What needs to be done – Collect all lines from the listing that include the string "equal".

-=-=-

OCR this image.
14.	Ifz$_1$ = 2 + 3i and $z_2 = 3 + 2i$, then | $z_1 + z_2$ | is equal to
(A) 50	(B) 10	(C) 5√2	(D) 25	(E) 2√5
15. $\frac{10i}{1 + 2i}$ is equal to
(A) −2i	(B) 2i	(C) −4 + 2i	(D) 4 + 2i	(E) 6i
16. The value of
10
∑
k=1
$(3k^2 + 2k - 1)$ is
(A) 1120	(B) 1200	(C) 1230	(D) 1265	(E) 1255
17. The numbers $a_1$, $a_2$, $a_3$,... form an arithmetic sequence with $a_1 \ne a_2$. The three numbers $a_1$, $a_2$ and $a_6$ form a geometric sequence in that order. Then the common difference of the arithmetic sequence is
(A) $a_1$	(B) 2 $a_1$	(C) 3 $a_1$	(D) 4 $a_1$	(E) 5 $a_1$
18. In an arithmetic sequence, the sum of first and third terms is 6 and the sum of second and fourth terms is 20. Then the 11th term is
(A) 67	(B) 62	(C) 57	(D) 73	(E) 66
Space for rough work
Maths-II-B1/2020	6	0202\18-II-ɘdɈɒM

-=-=-

Reply to the exercise –
14.	Ifz$_1$ = 2 + 3i and $z_2 = 3 + 2i$, then | $z_1 + z_2$ | is equal to
15. $\frac{10i}{1 + 2i}$ is equal to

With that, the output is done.